Print, exactly and completely, every entry in the data.

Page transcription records
___

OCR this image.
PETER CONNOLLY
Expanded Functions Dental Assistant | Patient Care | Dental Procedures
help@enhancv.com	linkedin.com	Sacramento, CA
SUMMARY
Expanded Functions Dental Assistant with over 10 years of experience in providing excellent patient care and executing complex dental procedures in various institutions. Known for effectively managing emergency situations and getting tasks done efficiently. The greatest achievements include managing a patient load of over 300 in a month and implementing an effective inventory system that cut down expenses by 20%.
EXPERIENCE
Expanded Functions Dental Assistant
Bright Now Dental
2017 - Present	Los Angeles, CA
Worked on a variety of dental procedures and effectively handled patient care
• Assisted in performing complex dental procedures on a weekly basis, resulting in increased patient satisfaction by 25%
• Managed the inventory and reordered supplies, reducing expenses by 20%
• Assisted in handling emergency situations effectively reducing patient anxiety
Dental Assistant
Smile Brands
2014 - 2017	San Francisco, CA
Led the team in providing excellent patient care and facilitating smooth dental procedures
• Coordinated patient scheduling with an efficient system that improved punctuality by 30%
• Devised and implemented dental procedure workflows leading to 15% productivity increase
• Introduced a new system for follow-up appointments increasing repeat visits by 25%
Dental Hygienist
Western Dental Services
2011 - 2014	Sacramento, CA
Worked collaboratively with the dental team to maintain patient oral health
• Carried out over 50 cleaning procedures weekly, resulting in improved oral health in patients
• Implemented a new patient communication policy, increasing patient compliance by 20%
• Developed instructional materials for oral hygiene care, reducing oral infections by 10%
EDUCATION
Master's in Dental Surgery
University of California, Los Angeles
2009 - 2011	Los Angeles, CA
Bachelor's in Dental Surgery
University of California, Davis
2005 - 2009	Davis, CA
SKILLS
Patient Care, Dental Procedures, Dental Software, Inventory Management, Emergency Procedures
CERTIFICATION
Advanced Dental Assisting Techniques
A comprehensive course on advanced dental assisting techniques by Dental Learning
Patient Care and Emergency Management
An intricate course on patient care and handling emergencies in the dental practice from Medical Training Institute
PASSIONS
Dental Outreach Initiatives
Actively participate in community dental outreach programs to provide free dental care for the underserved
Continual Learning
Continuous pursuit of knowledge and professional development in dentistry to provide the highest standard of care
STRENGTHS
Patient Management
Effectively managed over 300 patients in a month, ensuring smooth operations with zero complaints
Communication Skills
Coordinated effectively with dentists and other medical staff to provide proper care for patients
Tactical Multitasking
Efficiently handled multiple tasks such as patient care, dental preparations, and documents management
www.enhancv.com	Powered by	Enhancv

___

Task result
OCR this image.
PETER CONNOLLY
Expanded Functions Dental Assistant | Patient Care | Dental Procedures
help@enhancv.com	linkedin.com	Sacramento, CA
SUMMARY
Expanded Functions Dental Assistant with over 10 years of experience in providing excellent patient care and executing complex dental procedures in various institutions. Known for effectively managing emergency situations and getting tasks done efficiently. The greatest achievements include managing a patient load of over 300 in a month and implementing an effective inventory system that cut down expenses by 20%.
EXPERIENCE
Expanded Functions Dental Assistant
Bright Now Dental
2017 - Present	Los Angeles, CA
Worked on a variety of dental procedures and effectively handled patient care
• Assisted in performing complex dental procedures on a weekly basis, resulting in increased patient satisfaction by 25%
• Managed the inventory and reordered supplies, reducing expenses by 20%
• Assisted in handling emergency situations effectively reducing patient anxiety
Dental Assistant
Smile Brands
2014 - 2017	San Francisco, CA
Led the team in providing excellent patient care and facilitating smooth dental procedures
• Coordinated patient scheduling with an efficient system that improved punctuality by 30%
• Devised and implemented dental procedure workflows leading to 15% productivity increase
• Introduced a new system for follow-up appointments increasing repeat visits by 25%
Dental Hygienist
Western Dental Services
2011 - 2014	Sacramento, CA
Worked collaboratively with the dental team to maintain patient oral health
• Carried out over 50 cleaning procedures weekly, resulting in improved oral health in patients
• Implemented a new patient communication policy, increasing patient compliance by 20%
• Developed instructional materials for oral hygiene care, reducing oral infections by 10%
EDUCATION
Master's in Dental Surgery
University of California, Los Angeles
2009 - 2011	Los Angeles, CA
Bachelor's in Dental Surgery
University of California, Davis
2005 - 2009	Davis, CA
SKILLS
Patient Care, Dental Procedures, Dental Software, Inventory Management, Emergency Procedures
CERTIFICATION
Advanced Dental Assisting Techniques
A comprehensive course on advanced dental assisting techniques by Dental Learning
Patient Care and Emergency Management
An intricate course on patient care and handling emergencies in the dental practice from Medical Training Institute
PASSIONS
Dental Outreach Initiatives
Actively participate in community dental outreach programs to provide free dental care for the underserved
Continual Learning
Continuous pursuit of knowledge and professional development in dentistry to provide the highest standard of care
STRENGTHS
Patient Management
Effectively managed over 300 patients in a month, ensuring smooth operations with zero complaints
Communication Skills
Coordinated effectively with dentists and other medical staff to provide proper care for patients
Tactical Multitasking
Efficiently handled multiple tasks such as patient care, dental preparations, and documents management
www.enhancv.com	Powered by	Enhancv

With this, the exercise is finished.